─── Records shown ───
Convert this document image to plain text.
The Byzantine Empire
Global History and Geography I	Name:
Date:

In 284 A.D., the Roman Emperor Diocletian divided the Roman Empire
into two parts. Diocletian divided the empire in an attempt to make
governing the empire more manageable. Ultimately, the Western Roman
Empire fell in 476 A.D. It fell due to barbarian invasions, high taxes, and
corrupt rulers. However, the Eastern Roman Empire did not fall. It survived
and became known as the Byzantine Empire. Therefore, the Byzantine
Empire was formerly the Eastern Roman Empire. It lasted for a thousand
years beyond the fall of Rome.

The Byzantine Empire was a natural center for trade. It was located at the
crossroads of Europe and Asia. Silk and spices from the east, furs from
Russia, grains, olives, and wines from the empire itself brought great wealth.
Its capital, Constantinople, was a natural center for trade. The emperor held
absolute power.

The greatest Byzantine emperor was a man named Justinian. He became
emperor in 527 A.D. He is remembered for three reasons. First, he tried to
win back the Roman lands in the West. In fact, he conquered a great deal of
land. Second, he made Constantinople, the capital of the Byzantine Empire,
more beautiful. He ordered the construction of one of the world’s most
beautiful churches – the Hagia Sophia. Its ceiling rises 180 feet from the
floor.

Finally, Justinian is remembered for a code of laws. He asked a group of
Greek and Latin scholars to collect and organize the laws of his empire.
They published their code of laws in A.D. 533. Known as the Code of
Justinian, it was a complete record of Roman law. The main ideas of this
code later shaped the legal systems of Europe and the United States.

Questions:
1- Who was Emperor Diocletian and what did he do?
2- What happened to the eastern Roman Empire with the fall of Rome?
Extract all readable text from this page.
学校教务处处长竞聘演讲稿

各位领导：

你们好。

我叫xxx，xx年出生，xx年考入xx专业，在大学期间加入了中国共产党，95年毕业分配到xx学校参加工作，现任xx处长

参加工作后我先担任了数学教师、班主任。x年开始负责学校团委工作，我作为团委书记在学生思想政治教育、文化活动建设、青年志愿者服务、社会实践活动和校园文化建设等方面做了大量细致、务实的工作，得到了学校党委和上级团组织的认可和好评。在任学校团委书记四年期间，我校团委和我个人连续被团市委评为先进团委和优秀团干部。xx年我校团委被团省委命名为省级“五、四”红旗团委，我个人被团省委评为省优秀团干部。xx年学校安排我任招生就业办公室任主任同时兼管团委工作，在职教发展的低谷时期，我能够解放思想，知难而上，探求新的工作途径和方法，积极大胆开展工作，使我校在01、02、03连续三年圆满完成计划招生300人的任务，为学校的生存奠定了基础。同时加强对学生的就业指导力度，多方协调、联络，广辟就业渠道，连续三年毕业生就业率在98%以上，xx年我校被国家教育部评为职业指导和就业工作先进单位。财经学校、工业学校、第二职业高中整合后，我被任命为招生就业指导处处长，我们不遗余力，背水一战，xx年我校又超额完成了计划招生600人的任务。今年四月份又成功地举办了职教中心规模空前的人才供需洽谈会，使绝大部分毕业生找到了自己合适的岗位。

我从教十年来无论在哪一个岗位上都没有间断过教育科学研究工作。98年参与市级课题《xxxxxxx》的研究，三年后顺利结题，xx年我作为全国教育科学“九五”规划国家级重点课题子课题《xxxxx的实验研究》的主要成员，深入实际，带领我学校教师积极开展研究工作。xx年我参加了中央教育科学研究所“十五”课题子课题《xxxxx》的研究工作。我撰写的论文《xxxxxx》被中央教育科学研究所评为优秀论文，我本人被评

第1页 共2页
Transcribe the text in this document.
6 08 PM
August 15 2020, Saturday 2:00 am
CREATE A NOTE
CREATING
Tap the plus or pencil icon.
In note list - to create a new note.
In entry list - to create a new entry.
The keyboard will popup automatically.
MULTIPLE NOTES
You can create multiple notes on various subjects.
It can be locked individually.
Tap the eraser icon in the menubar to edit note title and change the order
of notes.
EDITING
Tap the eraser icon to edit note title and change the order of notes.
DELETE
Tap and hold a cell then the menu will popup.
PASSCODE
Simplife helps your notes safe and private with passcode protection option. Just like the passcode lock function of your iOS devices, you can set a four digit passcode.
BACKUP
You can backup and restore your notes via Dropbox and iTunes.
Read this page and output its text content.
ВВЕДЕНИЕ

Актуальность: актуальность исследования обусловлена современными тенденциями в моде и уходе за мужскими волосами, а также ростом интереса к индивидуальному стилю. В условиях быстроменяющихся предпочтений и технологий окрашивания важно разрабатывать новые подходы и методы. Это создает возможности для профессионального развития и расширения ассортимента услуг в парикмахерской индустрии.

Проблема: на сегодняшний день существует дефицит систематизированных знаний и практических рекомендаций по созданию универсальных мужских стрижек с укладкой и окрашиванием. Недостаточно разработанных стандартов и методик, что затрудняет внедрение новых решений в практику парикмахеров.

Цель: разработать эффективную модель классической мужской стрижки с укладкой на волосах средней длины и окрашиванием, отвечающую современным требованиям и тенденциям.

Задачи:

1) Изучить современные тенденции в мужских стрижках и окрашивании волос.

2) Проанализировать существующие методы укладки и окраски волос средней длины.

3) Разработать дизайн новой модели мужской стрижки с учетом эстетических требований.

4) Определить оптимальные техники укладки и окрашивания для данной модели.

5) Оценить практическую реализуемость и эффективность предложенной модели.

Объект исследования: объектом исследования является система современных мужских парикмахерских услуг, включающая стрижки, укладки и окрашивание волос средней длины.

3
───
**Instructions to follow**
Pull out each record as written and restate it exactly.

**Output below**
Convert this document image to plain text.
The Byzantine Empire
Global History and Geography I	Name:
Date:

In 284 A.D., the Roman Emperor Diocletian divided the Roman Empire
into two parts. Diocletian divided the empire in an attempt to make
governing the empire more manageable. Ultimately, the Western Roman
Empire fell in 476 A.D. It fell due to barbarian invasions, high taxes, and
corrupt rulers. However, the Eastern Roman Empire did not fall. It survived
and became known as the Byzantine Empire. Therefore, the Byzantine
Empire was formerly the Eastern Roman Empire. It lasted for a thousand
years beyond the fall of Rome.

The Byzantine Empire was a natural center for trade. It was located at the
crossroads of Europe and Asia. Silk and spices from the east, furs from
Russia, grains, olives, and wines from the empire itself brought great wealth.
Its capital, Constantinople, was a natural center for trade. The emperor held
absolute power.

The greatest Byzantine emperor was a man named Justinian. He became
emperor in 527 A.D. He is remembered for three reasons. First, he tried to
win back the Roman lands in the West. In fact, he conquered a great deal of
land. Second, he made Constantinople, the capital of the Byzantine Empire,
more beautiful. He ordered the construction of one of the world’s most
beautiful churches – the Hagia Sophia. Its ceiling rises 180 feet from the
floor.

Finally, Justinian is remembered for a code of laws. He asked a group of
Greek and Latin scholars to collect and organize the laws of his empire.
They published their code of laws in A.D. 533. Known as the Code of
Justinian, it was a complete record of Roman law. The main ideas of this
code later shaped the legal systems of Europe and the United States.

Questions:
1- Who was Emperor Diocletian and what did he do?
2- What happened to the eastern Roman Empire with the fall of Rome?
Extract all readable text from this page.
学校教务处处长竞聘演讲稿

各位领导：

你们好。

我叫xxx，xx年出生，xx年考入xx专业，在大学期间加入了中国共产党，95年毕业分配到xx学校参加工作，现任xx处长

参加工作后我先担任了数学教师、班主任。x年开始负责学校团委工作，我作为团委书记在学生思想政治教育、文化活动建设、青年志愿者服务、社会实践活动和校园文化建设等方面做了大量细致、务实的工作，得到了学校党委和上级团组织的认可和好评。在任学校团委书记四年期间，我校团委和我个人连续被团市委评为先进团委和优秀团干部。xx年我校团委被团省委命名为省级“五、四”红旗团委，我个人被团省委评为省优秀团干部。xx年学校安排我任招生就业办公室任主任同时兼管团委工作，在职教发展的低谷时期，我能够解放思想，知难而上，探求新的工作途径和方法，积极大胆开展工作，使我校在01、02、03连续三年圆满完成计划招生300人的任务，为学校的生存奠定了基础。同时加强对学生的就业指导力度，多方协调、联络，广辟就业渠道，连续三年毕业生就业率在98%以上，xx年我校被国家教育部评为职业指导和就业工作先进单位。财经学校、工业学校、第二职业高中整合后，我被任命为招生就业指导处处长，我们不遗余力，背水一战，xx年我校又超额完成了计划招生600人的任务。今年四月份又成功地举办了职教中心规模空前的人才供需洽谈会，使绝大部分毕业生找到了自己合适的岗位。

我从教十年来无论在哪一个岗位上都没有间断过教育科学研究工作。98年参与市级课题《xxxxxxx》的研究，三年后顺利结题，xx年我作为全国教育科学“九五”规划国家级重点课题子课题《xxxxx的实验研究》的主要成员，深入实际，带领我学校教师积极开展研究工作。xx年我参加了中央教育科学研究所“十五”课题子课题《xxxxx》的研究工作。我撰写的论文《xxxxxx》被中央教育科学研究所评为优秀论文，我本人被评

第1页 共2页
Transcribe the text in this document.
6 08 PM
August 15 2020, Saturday 2:00 am
CREATE A NOTE
CREATING
Tap the plus or pencil icon.
In note list - to create a new note.
In entry list - to create a new entry.
The keyboard will popup automatically.
MULTIPLE NOTES
You can create multiple notes on various subjects.
It can be locked individually.
Tap the eraser icon in the menubar to edit note title and change the order
of notes.
EDITING
Tap the eraser icon to edit note title and change the order of notes.
DELETE
Tap and hold a cell then the menu will popup.
PASSCODE
Simplife helps your notes safe and private with passcode protection option. Just like the passcode lock function of your iOS devices, you can set a four digit passcode.
BACKUP
You can backup and restore your notes via Dropbox and iTunes.
Read this page and output its text content.
ВВЕДЕНИЕ

Актуальность: актуальность исследования обусловлена современными тенденциями в моде и уходе за мужскими волосами, а также ростом интереса к индивидуальному стилю. В условиях быстроменяющихся предпочтений и технологий окрашивания важно разрабатывать новые подходы и методы. Это создает возможности для профессионального развития и расширения ассортимента услуг в парикмахерской индустрии.

Проблема: на сегодняшний день существует дефицит систематизированных знаний и практических рекомендаций по созданию универсальных мужских стрижек с укладкой и окрашиванием. Недостаточно разработанных стандартов и методик, что затрудняет внедрение новых решений в практику парикмахеров.

Цель: разработать эффективную модель классической мужской стрижки с укладкой на волосах средней длины и окрашиванием, отвечающую современным требованиям и тенденциям.

Задачи:

1) Изучить современные тенденции в мужских стрижках и окрашивании волос.

2) Проанализировать существующие методы укладки и окраски волос средней длины.

3) Разработать дизайн новой модели мужской стрижки с учетом эстетических требований.

4) Определить оптимальные техники укладки и окрашивания для данной модели.

5) Оценить практическую реализуемость и эффективность предложенной модели.

Объект исследования: объектом исследования является система современных мужских парикмахерских услуг, включающая стрижки, укладки и окрашивание волос средней длины.

3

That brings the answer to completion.